-- MATERIAL FOR THIS TASK --
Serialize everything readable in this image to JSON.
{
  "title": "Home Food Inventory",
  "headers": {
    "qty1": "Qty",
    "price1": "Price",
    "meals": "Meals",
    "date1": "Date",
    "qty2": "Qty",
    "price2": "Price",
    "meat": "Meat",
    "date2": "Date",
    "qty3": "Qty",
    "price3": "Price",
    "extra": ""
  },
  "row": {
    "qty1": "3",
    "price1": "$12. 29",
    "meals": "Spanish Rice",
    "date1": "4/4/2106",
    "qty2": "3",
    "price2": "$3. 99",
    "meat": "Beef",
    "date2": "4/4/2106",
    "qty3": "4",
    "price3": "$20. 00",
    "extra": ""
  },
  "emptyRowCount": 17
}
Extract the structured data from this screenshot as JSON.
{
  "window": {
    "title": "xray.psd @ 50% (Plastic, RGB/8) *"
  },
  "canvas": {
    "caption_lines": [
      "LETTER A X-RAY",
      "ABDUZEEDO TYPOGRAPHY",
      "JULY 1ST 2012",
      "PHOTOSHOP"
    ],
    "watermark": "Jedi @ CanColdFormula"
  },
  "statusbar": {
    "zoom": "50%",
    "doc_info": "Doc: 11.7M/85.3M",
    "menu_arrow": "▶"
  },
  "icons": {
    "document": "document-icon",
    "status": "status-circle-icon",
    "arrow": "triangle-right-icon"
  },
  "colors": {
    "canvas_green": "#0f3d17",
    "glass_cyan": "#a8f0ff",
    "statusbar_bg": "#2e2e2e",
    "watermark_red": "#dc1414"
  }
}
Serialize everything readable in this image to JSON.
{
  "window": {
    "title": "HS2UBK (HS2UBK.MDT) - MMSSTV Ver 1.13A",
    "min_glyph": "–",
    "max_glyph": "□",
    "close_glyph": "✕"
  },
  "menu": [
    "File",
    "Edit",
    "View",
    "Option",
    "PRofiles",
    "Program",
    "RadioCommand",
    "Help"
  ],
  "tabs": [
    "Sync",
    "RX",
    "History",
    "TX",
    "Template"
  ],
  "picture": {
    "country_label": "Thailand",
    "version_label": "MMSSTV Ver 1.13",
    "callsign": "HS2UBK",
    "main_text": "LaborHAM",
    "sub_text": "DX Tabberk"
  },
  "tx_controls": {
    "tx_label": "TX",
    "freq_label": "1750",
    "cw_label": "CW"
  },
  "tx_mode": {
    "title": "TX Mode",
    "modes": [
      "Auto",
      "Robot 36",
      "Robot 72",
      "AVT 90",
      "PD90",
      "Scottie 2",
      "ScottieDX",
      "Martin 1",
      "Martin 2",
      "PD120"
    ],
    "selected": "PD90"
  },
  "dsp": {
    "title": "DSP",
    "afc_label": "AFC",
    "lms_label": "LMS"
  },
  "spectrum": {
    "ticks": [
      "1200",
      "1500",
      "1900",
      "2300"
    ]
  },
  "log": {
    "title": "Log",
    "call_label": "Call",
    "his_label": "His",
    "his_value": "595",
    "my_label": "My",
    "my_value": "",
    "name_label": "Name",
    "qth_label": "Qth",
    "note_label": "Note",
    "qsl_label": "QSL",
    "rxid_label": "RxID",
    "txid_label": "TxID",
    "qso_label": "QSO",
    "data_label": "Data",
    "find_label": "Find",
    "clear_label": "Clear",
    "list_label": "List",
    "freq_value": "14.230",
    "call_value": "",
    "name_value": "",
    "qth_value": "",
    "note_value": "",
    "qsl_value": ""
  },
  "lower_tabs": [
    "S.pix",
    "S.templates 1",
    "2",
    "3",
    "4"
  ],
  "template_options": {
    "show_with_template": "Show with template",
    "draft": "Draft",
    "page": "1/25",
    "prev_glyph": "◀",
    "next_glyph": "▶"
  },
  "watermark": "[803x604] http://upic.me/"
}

-- GIVEN TASK --
List all lines where "title" occurs.

-- IN RESPONSE --
  "title": "Home Food Inventory",
    "title": "xray.psd @ 50% (Plastic, RGB/8) *"
    "title": "HS2UBK (HS2UBK.MDT) - MMSSTV Ver 1.13A",
    "title": "TX Mode",
    "title": "DSP",
    "title": "Log",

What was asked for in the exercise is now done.